**Goal**.
Could you print all the entries exactly?
## begin
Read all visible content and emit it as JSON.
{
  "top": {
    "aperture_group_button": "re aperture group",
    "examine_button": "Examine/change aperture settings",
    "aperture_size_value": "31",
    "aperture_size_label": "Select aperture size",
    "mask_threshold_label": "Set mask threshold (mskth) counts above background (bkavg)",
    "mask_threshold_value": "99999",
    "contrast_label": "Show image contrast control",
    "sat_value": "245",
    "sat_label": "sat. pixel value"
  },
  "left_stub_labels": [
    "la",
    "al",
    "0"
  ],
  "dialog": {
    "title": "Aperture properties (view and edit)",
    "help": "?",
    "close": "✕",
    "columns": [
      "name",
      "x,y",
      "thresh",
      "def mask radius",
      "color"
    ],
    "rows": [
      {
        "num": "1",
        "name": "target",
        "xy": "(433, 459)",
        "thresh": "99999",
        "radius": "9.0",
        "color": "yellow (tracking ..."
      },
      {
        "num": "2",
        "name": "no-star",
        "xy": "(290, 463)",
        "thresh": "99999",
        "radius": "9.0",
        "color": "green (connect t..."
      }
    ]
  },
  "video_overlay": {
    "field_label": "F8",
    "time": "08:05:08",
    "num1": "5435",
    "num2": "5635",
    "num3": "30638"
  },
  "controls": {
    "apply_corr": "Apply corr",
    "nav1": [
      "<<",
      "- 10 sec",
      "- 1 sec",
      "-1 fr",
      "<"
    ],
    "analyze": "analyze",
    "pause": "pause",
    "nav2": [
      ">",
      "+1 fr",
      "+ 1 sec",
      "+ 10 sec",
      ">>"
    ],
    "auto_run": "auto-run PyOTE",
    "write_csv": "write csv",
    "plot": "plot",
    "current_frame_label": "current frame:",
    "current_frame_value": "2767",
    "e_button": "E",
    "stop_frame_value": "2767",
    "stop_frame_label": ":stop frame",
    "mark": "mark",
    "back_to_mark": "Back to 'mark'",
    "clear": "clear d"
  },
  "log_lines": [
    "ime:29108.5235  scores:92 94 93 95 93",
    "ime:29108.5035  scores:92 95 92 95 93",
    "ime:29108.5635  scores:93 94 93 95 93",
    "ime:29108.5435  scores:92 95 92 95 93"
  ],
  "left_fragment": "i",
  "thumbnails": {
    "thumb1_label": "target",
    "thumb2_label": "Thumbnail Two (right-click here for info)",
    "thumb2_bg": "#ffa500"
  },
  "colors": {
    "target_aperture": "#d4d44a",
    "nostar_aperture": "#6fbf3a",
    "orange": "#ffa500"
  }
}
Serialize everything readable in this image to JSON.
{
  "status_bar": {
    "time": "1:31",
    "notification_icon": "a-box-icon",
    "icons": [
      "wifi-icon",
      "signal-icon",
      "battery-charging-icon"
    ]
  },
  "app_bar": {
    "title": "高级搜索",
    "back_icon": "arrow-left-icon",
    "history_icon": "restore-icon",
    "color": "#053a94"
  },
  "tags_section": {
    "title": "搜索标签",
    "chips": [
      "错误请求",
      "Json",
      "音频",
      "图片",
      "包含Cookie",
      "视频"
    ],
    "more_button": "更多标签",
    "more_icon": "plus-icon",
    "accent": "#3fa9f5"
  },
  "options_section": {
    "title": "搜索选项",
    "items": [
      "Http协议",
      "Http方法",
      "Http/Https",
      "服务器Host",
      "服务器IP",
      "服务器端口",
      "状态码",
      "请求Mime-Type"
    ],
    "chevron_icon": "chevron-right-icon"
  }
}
## end
**Answer to the exercise**.
Read all visible content and emit it as JSON.
{
  "top": {
    "aperture_group_button": "re aperture group",
    "examine_button": "Examine/change aperture settings",
    "aperture_size_value": "31",
    "aperture_size_label": "Select aperture size",
    "mask_threshold_label": "Set mask threshold (mskth) counts above background (bkavg)",
    "mask_threshold_value": "99999",
    "contrast_label": "Show image contrast control",
    "sat_value": "245",
    "sat_label": "sat. pixel value"
  },
  "left_stub_labels": [
    "la",
    "al",
    "0"
  ],
  "dialog": {
    "title": "Aperture properties (view and edit)",
    "help": "?",
    "close": "✕",
    "columns": [
      "name",
      "x,y",
      "thresh",
      "def mask radius",
      "color"
    ],
    "rows": [
      {
        "num": "1",
        "name": "target",
        "xy": "(433, 459)",
        "thresh": "99999",
        "radius": "9.0",
        "color": "yellow (tracking ..."
      },
      {
        "num": "2",
        "name": "no-star",
        "xy": "(290, 463)",
        "thresh": "99999",
        "radius": "9.0",
        "color": "green (connect t..."
      }
    ]
  },
  "video_overlay": {
    "field_label": "F8",
    "time": "08:05:08",
    "num1": "5435",
    "num2": "5635",
    "num3": "30638"
  },
  "controls": {
    "apply_corr": "Apply corr",
    "nav1": [
      "<<",
      "- 10 sec",
      "- 1 sec",
      "-1 fr",
      "<"
    ],
    "analyze": "analyze",
    "pause": "pause",
    "nav2": [
      ">",
      "+1 fr",
      "+ 1 sec",
      "+ 10 sec",
      ">>"
    ],
    "auto_run": "auto-run PyOTE",
    "write_csv": "write csv",
    "plot": "plot",
    "current_frame_label": "current frame:",
    "current_frame_value": "2767",
    "e_button": "E",
    "stop_frame_value": "2767",
    "stop_frame_label": ":stop frame",
    "mark": "mark",
    "back_to_mark": "Back to 'mark'",
    "clear": "clear d"
  },
  "log_lines": [
    "ime:29108.5235  scores:92 94 93 95 93",
    "ime:29108.5035  scores:92 95 92 95 93",
    "ime:29108.5635  scores:93 94 93 95 93",
    "ime:29108.5435  scores:92 95 92 95 93"
  ],
  "left_fragment": "i",
  "thumbnails": {
    "thumb1_label": "target",
    "thumb2_label": "Thumbnail Two (right-click here for info)",
    "thumb2_bg": "#ffa500"
  },
  "colors": {
    "target_aperture": "#d4d44a",
    "nostar_aperture": "#6fbf3a",
    "orange": "#ffa500"
  }
}
Serialize everything readable in this image to JSON.
{
  "status_bar": {
    "time": "1:31",
    "notification_icon": "a-box-icon",
    "icons": [
      "wifi-icon",
      "signal-icon",
      "battery-charging-icon"
    ]
  },
  "app_bar": {
    "title": "高级搜索",
    "back_icon": "arrow-left-icon",
    "history_icon": "restore-icon",
    "color": "#053a94"
  },
  "tags_section": {
    "title": "搜索标签",
    "chips": [
      "错误请求",
      "Json",
      "音频",
      "图片",
      "包含Cookie",
      "视频"
    ],
    "more_button": "更多标签",
    "more_icon": "plus-icon",
    "accent": "#3fa9f5"
  },
  "options_section": {
    "title": "搜索选项",
    "items": [
      "Http协议",
      "Http方法",
      "Http/Https",
      "服务器Host",
      "服务器IP",
      "服务器端口",
      "状态码",
      "请求Mime-Type"
    ],
    "chevron_icon": "chevron-right-icon"
  }
}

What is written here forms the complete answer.